>> Begin Data extract

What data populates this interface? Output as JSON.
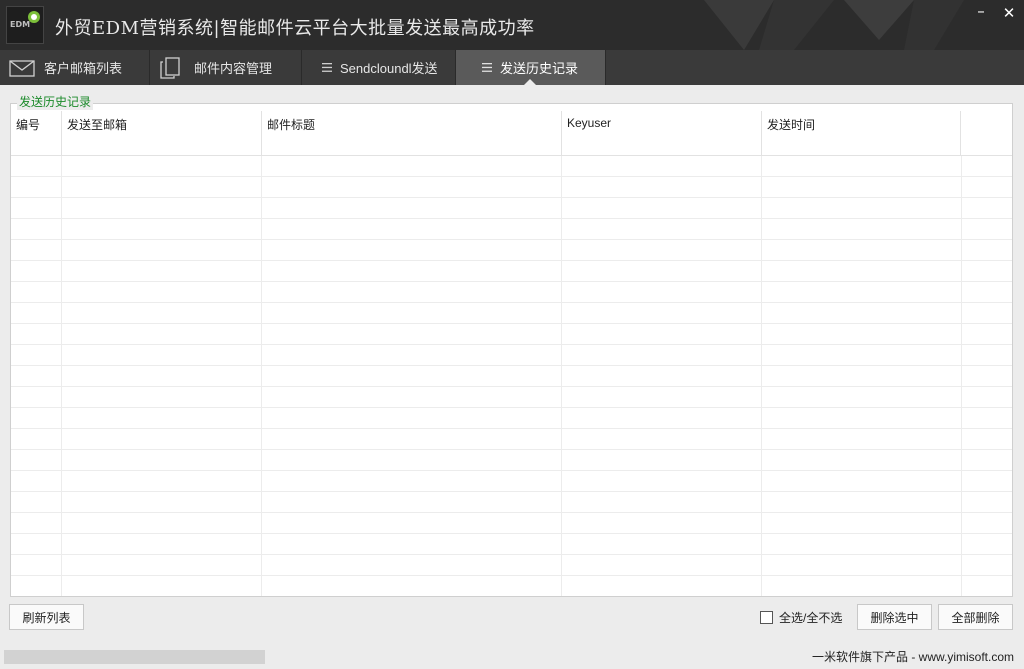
{
  "window": {
    "title": "外贸EDM营销系统|智能邮件云平台大批量发送最高成功率",
    "logo_text": "EDM",
    "min_glyph": "–",
    "close_glyph": "✕"
  },
  "tabs": [
    {
      "label": "客户邮箱列表",
      "icon": "envelope-icon",
      "active": false
    },
    {
      "label": "邮件内容管理",
      "icon": "copy-document-icon",
      "active": false
    },
    {
      "label": "Sendcloundl发送",
      "icon": "menu-lines-icon",
      "active": false
    },
    {
      "label": "发送历史记录",
      "icon": "menu-lines-icon",
      "active": true
    }
  ],
  "group": {
    "legend": "发送历史记录"
  },
  "table": {
    "columns": [
      "编号",
      "发送至邮箱",
      "邮件标题",
      "Keyuser",
      "发送时间",
      ""
    ],
    "rows": []
  },
  "controls": {
    "refresh_label": "刷新列表",
    "select_all_label": "全选/全不选",
    "select_all_checked": false,
    "delete_selected_label": "删除选中",
    "delete_all_label": "全部删除"
  },
  "status": {
    "progress": 0.0,
    "credit": "一米软件旗下产品 - www.yimisoft.com"
  },
  "colors": {
    "titlebar": "#2c2c2c",
    "tabbar": "#3a3a3a",
    "active_tab": "#5a5a5a",
    "legend_text": "#1b8a2a"
  }
}
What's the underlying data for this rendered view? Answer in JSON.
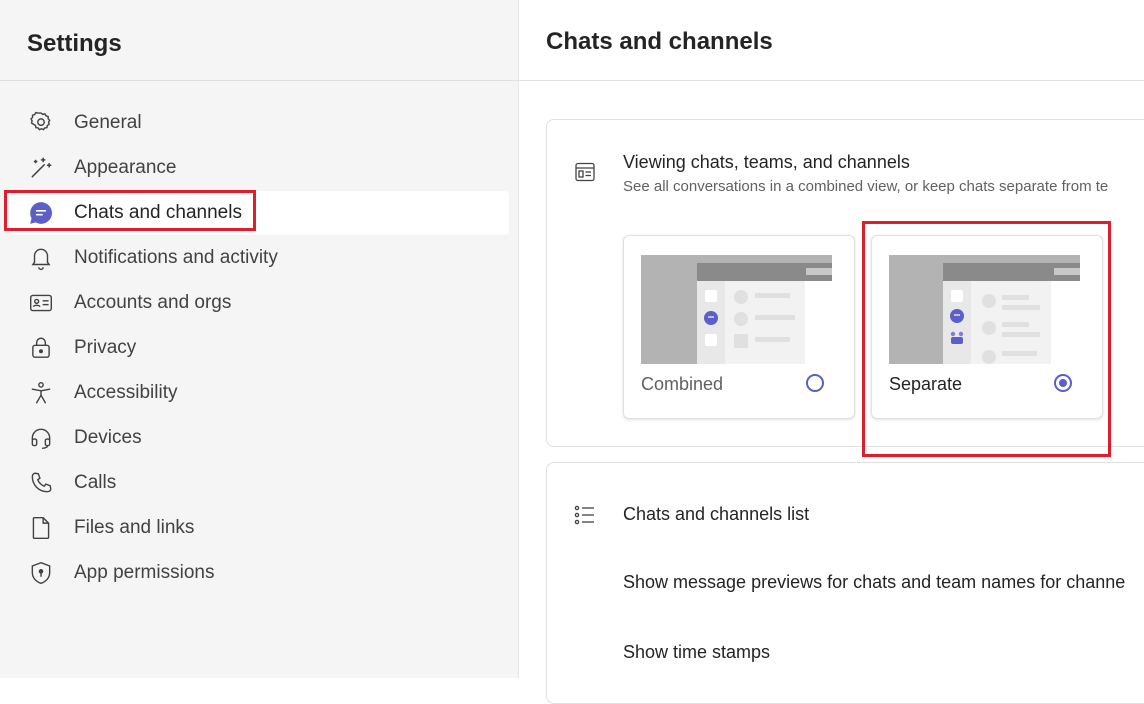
{
  "sidebar": {
    "title": "Settings",
    "items": [
      {
        "label": "General",
        "icon": "gear-icon"
      },
      {
        "label": "Appearance",
        "icon": "magic-wand-icon"
      },
      {
        "label": "Chats and channels",
        "icon": "chat-icon",
        "selected": true
      },
      {
        "label": "Notifications and activity",
        "icon": "bell-icon"
      },
      {
        "label": "Accounts and orgs",
        "icon": "id-card-icon"
      },
      {
        "label": "Privacy",
        "icon": "lock-icon"
      },
      {
        "label": "Accessibility",
        "icon": "accessibility-icon"
      },
      {
        "label": "Devices",
        "icon": "headset-icon"
      },
      {
        "label": "Calls",
        "icon": "phone-icon"
      },
      {
        "label": "Files and links",
        "icon": "file-icon"
      },
      {
        "label": "App permissions",
        "icon": "shield-icon"
      }
    ]
  },
  "main": {
    "title": "Chats and channels",
    "viewing": {
      "title": "Viewing chats, teams, and channels",
      "subtitle": "See all conversations in a combined view, or keep chats separate from te",
      "options": [
        {
          "label": "Combined",
          "checked": false
        },
        {
          "label": "Separate",
          "checked": true
        }
      ]
    },
    "list": {
      "title": "Chats and channels list",
      "rows": [
        "Show message previews for chats and team names for channe",
        "Show time stamps"
      ]
    }
  },
  "colors": {
    "accent": "#5b5fc7",
    "highlight": "#e01e2b",
    "sidebar_bg": "#f5f5f5"
  }
}
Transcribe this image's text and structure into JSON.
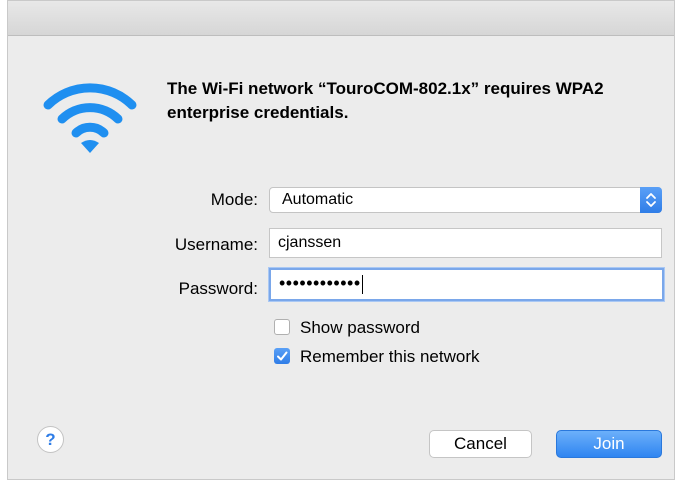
{
  "dialog": {
    "message": "The Wi-Fi network “TouroCOM-802.1x” requires WPA2 enterprise credentials."
  },
  "form": {
    "mode_label": "Mode:",
    "mode_value": "Automatic",
    "username_label": "Username:",
    "username_value": "cjanssen",
    "password_label": "Password:",
    "password_masked": "••••••••••••"
  },
  "options": {
    "show_password": {
      "label": "Show password",
      "checked": false
    },
    "remember_network": {
      "label": "Remember this network",
      "checked": true
    }
  },
  "buttons": {
    "help": "?",
    "cancel": "Cancel",
    "join": "Join"
  },
  "icons": {
    "wifi": "wifi-icon",
    "select_arrows": "updown-chevron-icon",
    "checkmark": "checkmark-icon"
  },
  "colors": {
    "accent": "#2f7de7",
    "wifi_blue": "#1f8ff0",
    "window_bg": "#ececec"
  }
}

>> End Data extract

#### [Exercise details]
Output an exact copy of the lines from the one with "Transcribe this image's" through the closing line of the records, inclusive, without any images.

#### [Expected answer]
Transcribe this image's text and structure into JSON.
{
  "dialog": {
    "message": "The Wi-Fi network “TouroCOM-802.1x” requires WPA2 enterprise credentials."
  },
  "form": {
    "mode_label": "Mode:",
    "mode_value": "Automatic",
    "username_label": "Username:",
    "username_value": "cjanssen",
    "password_label": "Password:",
    "password_masked": "••••••••••••"
  },
  "options": {
    "show_password": {
      "label": "Show password",
      "checked": false
    },
    "remember_network": {
      "label": "Remember this network",
      "checked": true
    }
  },
  "buttons": {
    "help": "?",
    "cancel": "Cancel",
    "join": "Join"
  },
  "icons": {
    "wifi": "wifi-icon",
    "select_arrows": "updown-chevron-icon",
    "checkmark": "checkmark-icon"
  },
  "colors": {
    "accent": "#2f7de7",
    "wifi_blue": "#1f8ff0",
    "window_bg": "#ececec"
  }
}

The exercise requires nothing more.